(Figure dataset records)
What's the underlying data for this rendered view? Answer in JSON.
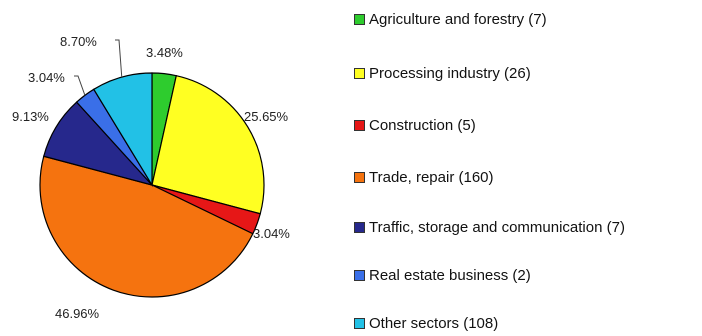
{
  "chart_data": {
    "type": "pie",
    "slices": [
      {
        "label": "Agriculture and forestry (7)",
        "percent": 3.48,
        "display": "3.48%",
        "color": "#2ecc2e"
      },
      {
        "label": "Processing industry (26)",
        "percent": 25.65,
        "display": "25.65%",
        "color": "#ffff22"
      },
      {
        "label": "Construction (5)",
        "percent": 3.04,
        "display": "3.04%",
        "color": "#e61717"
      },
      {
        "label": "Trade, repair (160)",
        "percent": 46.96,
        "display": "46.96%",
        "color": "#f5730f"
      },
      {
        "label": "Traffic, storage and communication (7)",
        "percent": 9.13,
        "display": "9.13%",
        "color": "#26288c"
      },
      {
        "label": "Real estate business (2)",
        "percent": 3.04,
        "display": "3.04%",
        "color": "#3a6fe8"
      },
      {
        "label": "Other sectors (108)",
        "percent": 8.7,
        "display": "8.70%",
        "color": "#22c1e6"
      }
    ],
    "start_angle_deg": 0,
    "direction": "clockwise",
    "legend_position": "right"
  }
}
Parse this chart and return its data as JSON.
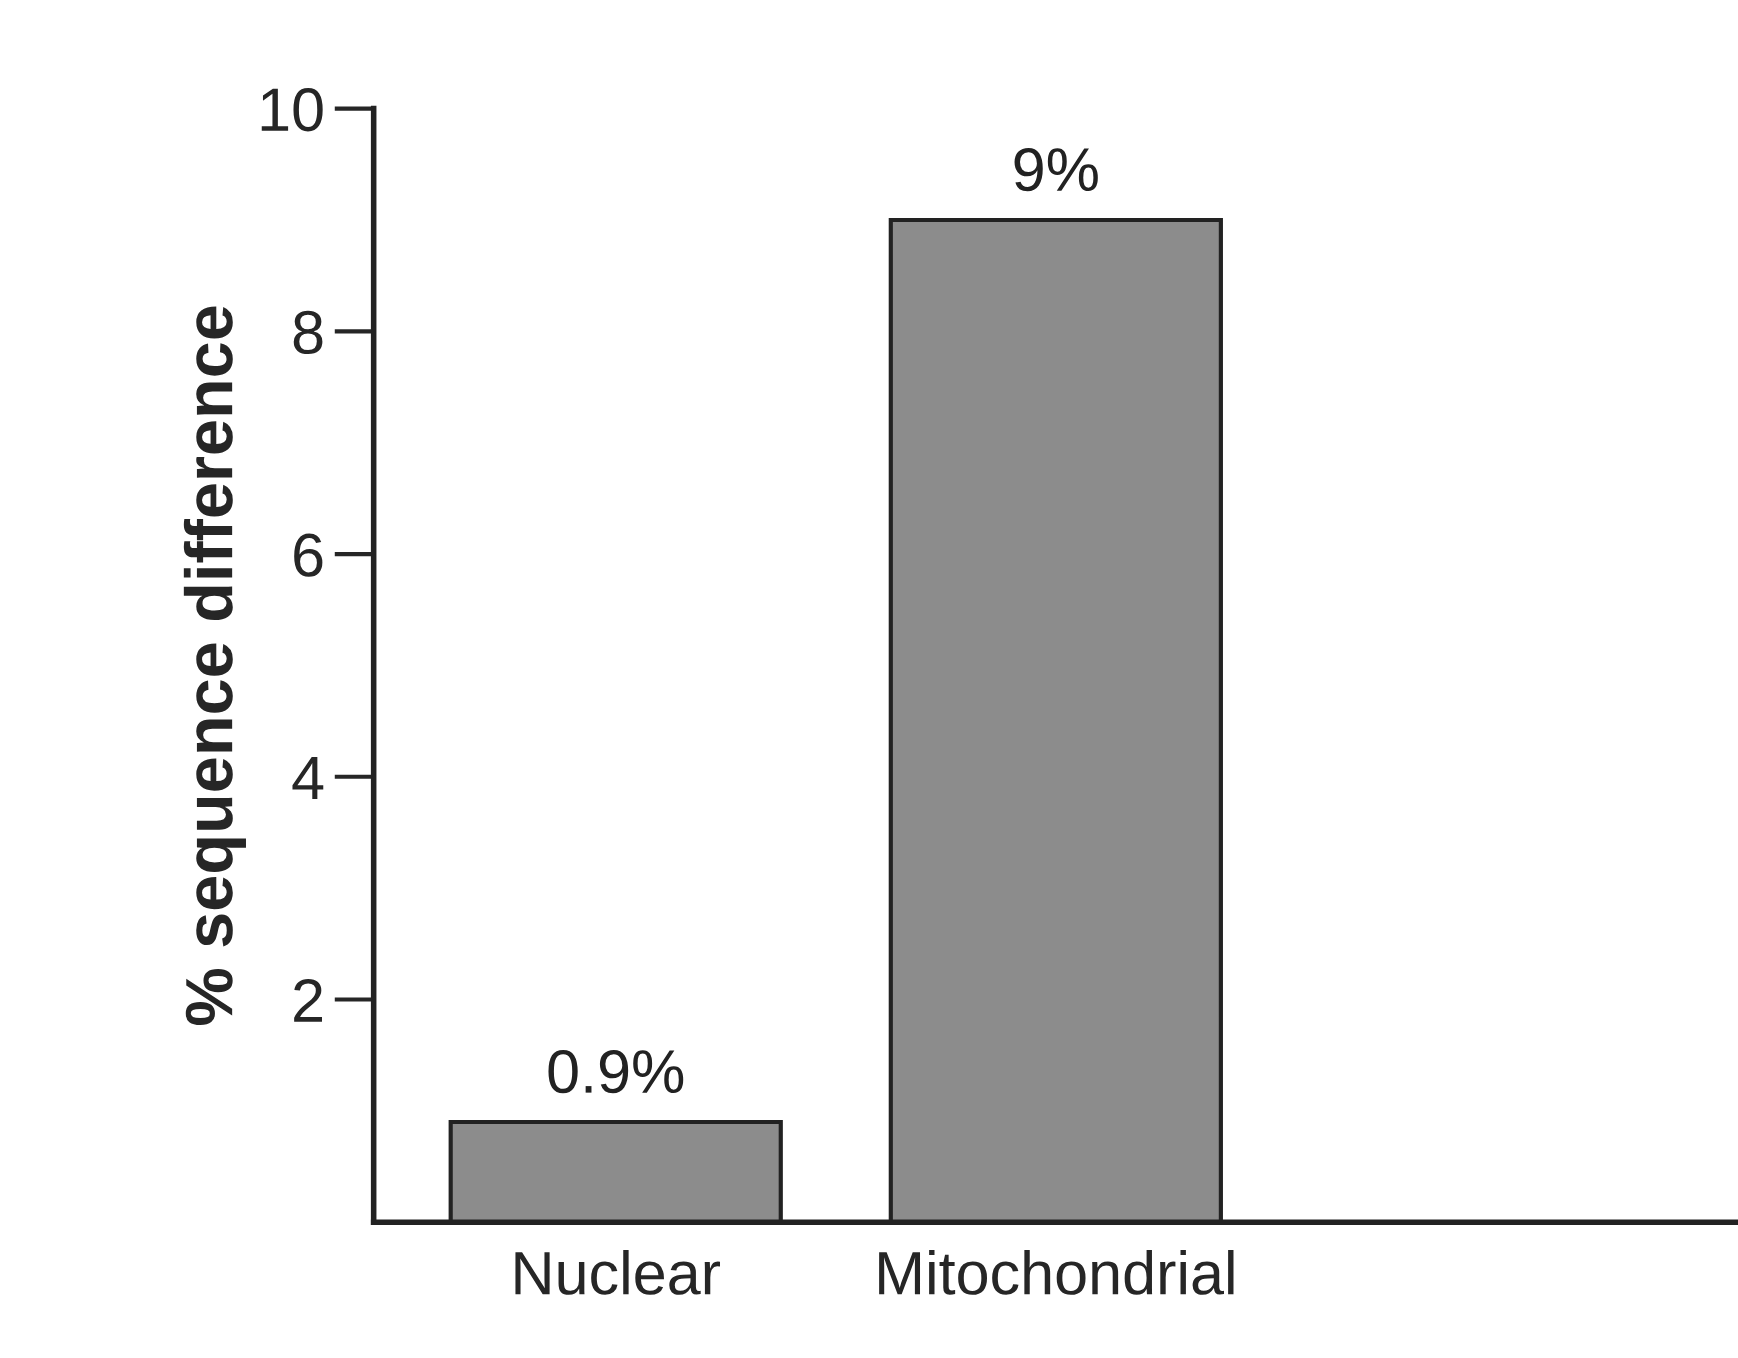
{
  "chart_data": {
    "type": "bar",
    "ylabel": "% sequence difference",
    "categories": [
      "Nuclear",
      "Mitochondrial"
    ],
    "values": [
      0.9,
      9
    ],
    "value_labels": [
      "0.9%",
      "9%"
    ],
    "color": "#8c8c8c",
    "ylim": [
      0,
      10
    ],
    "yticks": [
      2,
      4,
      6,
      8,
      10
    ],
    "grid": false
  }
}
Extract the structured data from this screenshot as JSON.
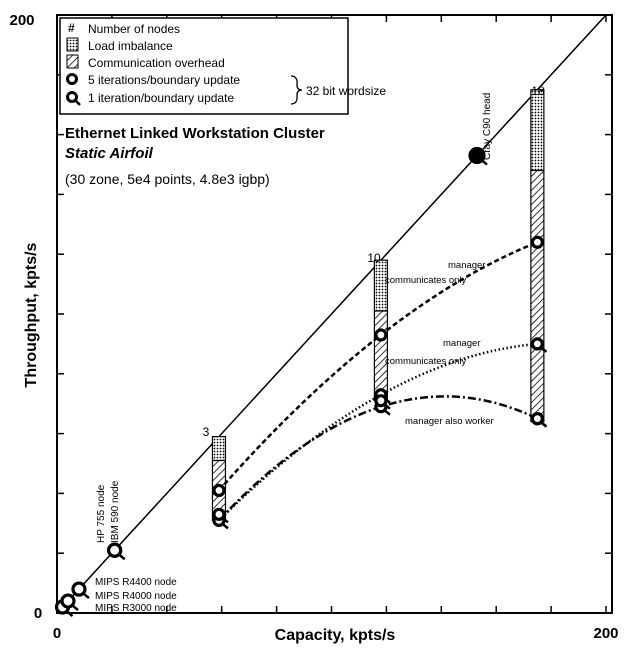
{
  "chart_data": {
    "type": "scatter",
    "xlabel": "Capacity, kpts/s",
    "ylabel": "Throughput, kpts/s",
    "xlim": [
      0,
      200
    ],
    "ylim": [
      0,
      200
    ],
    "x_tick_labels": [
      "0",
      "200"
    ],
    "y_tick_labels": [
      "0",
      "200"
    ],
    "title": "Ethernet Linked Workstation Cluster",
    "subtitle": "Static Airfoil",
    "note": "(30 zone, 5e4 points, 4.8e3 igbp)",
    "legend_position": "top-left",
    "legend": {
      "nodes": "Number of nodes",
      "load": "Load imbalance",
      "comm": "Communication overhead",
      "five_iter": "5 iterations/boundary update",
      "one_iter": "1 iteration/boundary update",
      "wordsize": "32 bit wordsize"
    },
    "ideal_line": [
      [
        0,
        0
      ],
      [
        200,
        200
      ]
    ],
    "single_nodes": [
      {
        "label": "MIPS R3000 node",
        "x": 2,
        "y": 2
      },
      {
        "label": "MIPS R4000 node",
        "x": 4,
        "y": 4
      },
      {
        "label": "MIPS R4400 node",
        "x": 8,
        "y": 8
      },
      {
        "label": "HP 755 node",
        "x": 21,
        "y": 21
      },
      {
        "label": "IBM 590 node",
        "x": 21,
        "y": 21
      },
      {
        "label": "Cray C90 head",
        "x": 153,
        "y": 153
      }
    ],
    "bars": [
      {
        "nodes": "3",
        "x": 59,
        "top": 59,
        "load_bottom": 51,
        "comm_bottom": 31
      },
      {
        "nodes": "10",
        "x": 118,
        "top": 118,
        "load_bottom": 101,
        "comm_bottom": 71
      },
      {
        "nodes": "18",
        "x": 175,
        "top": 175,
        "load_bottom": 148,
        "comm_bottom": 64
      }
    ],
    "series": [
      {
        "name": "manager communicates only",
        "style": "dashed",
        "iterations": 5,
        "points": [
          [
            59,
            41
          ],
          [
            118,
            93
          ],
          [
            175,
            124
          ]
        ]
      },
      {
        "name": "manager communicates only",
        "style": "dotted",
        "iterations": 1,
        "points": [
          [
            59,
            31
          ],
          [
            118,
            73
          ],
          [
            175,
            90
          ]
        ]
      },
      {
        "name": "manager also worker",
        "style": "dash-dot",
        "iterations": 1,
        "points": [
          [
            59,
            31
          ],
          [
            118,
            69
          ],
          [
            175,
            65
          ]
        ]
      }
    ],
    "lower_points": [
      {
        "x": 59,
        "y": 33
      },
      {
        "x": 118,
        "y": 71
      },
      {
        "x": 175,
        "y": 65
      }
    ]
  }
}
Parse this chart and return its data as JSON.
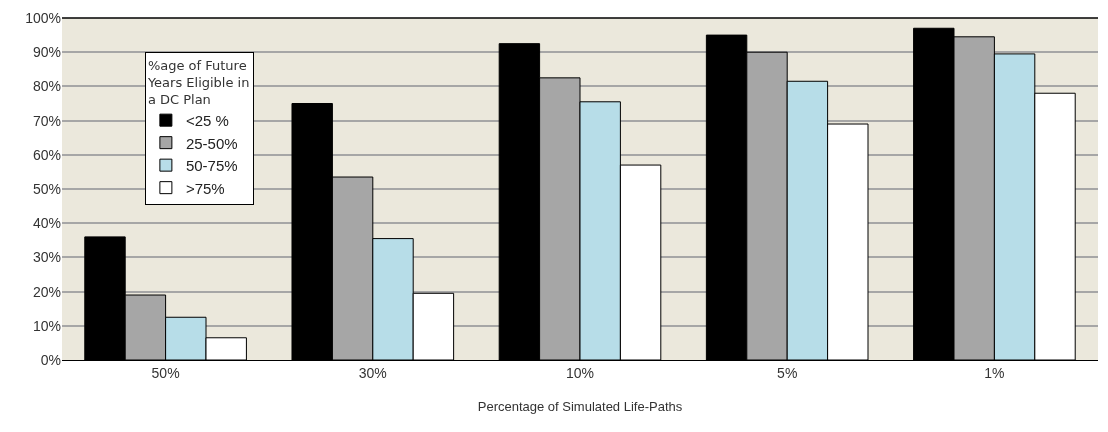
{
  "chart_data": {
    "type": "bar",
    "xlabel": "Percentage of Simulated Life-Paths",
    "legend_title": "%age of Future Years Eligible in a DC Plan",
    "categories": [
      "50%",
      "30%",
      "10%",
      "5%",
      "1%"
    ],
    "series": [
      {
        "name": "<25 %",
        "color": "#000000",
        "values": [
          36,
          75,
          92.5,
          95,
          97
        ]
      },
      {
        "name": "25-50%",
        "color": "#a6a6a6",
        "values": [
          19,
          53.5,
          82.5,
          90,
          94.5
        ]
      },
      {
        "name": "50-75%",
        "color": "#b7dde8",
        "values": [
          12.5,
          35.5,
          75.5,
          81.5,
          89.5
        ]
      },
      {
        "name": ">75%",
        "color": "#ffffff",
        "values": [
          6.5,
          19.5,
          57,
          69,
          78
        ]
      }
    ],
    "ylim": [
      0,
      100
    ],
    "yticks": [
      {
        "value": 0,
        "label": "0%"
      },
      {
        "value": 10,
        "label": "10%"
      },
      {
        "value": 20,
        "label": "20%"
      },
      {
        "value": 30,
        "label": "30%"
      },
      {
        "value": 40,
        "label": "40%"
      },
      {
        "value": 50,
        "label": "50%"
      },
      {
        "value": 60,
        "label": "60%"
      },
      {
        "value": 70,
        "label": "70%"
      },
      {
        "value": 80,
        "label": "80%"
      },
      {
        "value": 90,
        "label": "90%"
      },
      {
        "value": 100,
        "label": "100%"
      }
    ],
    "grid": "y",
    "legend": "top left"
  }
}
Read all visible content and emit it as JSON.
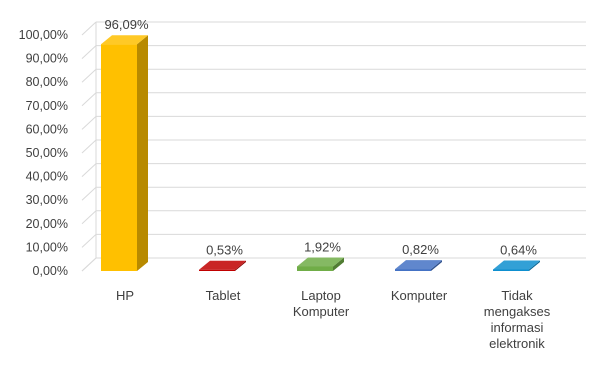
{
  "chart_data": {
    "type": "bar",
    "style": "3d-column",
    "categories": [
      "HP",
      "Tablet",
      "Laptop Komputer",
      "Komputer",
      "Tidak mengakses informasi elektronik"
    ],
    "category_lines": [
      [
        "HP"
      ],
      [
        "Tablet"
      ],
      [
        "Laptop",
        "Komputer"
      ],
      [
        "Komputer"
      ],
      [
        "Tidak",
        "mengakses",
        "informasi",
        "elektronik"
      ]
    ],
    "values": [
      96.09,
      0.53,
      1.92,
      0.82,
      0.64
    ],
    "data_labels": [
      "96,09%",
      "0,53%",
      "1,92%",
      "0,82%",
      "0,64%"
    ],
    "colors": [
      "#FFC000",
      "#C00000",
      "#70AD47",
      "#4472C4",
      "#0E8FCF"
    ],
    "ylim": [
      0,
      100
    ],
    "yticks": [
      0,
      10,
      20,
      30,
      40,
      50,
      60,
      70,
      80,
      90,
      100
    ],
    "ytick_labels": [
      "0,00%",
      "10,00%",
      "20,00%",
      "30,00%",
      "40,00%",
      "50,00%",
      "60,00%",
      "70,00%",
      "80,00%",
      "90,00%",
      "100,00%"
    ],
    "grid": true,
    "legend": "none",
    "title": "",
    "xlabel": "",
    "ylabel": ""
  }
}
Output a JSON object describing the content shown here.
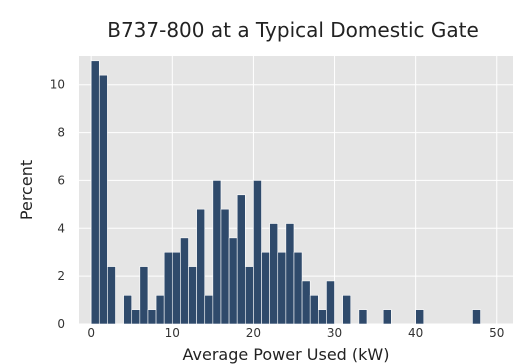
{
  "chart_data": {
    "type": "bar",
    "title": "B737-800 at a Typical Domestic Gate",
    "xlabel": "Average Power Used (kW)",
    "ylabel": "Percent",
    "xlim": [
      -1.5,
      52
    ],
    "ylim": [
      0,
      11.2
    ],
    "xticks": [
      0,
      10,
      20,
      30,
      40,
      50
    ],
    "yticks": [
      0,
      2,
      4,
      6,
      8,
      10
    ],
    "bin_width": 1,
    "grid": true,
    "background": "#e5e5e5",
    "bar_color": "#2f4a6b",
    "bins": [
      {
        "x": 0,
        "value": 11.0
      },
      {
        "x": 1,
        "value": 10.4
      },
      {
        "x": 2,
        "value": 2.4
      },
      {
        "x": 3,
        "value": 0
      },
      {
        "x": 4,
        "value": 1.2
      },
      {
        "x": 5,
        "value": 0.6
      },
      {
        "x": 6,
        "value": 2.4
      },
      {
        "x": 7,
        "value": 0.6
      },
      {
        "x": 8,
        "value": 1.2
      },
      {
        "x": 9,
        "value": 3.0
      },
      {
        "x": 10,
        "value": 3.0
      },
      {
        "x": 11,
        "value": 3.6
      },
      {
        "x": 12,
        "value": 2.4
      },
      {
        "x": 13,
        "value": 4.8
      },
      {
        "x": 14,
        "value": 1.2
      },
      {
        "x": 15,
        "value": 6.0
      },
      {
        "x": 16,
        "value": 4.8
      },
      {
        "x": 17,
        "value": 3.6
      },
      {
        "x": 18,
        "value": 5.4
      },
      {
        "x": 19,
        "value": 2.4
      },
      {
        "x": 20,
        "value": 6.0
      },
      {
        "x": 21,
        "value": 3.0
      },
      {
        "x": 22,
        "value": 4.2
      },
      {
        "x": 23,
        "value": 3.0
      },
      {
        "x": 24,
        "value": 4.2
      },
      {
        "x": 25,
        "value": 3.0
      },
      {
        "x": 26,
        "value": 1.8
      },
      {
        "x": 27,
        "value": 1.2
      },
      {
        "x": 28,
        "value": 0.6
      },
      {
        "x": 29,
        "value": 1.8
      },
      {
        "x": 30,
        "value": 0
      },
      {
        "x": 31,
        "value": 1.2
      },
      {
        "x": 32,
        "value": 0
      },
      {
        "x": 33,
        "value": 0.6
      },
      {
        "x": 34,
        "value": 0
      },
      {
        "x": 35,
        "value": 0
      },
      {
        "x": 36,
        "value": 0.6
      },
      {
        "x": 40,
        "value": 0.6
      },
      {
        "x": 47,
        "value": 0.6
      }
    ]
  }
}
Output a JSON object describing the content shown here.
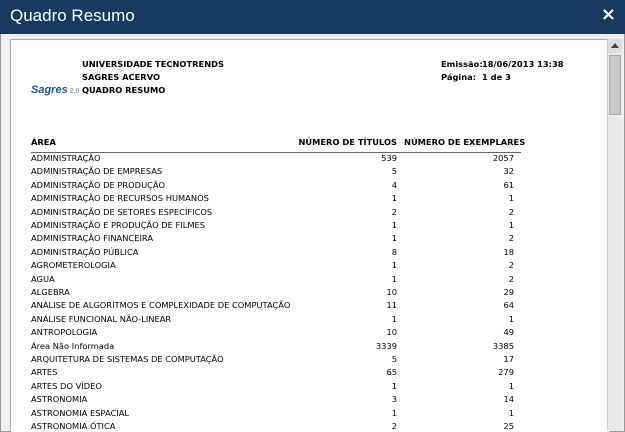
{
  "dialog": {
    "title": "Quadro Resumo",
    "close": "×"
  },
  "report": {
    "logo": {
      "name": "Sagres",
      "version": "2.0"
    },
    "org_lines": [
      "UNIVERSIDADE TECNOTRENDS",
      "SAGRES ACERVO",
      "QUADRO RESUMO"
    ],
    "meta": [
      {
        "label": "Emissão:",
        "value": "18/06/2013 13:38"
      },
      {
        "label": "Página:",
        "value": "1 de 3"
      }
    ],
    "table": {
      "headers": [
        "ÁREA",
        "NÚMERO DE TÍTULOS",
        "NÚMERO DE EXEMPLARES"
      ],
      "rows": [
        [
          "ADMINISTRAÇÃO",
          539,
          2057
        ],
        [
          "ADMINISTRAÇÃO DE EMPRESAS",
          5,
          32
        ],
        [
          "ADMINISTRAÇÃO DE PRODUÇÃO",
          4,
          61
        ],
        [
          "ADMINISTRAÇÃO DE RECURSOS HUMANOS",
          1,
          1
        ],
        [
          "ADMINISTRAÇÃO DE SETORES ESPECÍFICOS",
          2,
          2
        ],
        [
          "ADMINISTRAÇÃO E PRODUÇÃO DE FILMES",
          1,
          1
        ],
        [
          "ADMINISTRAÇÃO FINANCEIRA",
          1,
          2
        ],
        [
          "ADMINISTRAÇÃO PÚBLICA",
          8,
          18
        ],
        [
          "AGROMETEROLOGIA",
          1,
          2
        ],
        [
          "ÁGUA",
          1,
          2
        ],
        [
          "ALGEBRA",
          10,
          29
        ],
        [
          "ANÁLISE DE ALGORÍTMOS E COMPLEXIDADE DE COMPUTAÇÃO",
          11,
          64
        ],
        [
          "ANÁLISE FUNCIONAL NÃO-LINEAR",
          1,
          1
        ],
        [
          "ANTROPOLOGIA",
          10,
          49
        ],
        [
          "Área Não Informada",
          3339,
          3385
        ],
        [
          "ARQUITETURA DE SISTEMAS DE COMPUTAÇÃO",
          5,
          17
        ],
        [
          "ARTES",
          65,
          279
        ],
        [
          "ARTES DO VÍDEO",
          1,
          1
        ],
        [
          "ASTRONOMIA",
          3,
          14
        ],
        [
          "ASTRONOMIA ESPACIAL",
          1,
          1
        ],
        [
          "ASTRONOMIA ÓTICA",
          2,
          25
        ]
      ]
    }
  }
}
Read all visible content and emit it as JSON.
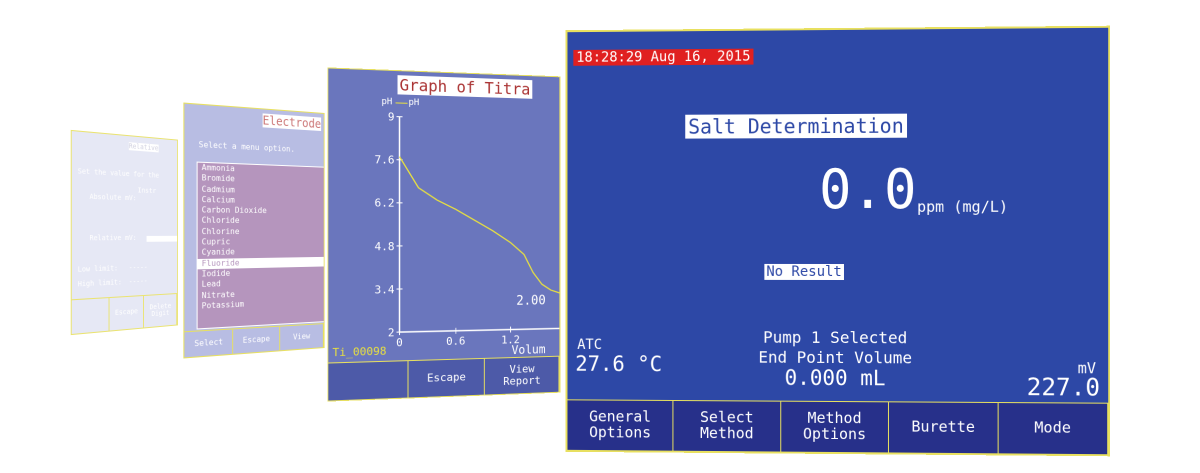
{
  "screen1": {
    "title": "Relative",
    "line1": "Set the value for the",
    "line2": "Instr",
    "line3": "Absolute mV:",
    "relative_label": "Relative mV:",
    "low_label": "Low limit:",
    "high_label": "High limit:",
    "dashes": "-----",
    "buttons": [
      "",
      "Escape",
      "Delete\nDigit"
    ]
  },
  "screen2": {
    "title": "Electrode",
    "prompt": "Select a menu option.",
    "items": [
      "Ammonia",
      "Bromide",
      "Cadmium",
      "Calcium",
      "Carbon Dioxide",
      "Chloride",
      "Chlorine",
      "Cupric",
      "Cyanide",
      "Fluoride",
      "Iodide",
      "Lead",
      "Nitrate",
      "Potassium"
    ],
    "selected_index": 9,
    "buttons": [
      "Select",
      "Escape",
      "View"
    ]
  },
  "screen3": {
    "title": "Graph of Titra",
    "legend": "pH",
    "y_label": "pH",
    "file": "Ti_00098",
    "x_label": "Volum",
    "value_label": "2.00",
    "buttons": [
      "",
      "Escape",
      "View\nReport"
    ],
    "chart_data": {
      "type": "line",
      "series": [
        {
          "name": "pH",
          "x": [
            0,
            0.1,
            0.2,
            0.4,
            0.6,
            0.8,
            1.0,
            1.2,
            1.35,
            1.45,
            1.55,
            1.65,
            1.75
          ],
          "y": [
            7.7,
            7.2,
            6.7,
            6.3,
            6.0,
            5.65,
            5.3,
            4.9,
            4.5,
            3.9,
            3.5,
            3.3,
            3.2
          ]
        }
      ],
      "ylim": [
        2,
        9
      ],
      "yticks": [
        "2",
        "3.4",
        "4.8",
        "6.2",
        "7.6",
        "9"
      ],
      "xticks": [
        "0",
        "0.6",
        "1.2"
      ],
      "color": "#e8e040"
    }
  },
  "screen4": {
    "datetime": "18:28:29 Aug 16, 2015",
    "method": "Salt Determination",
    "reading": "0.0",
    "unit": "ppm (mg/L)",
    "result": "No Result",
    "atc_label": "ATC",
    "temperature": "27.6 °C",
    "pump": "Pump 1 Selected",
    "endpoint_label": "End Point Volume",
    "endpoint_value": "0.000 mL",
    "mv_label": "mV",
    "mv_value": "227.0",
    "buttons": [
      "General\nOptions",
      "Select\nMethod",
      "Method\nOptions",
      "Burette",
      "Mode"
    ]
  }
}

= AIM =
Search the data for the string "ASTRONOMIA" and copy each line where it appears.

= EXERCISE SOLUTION =
          "ASTRONOMIA",
          "ASTRONOMIA ESPACIAL",
          "ASTRONOMIA ÓTICA",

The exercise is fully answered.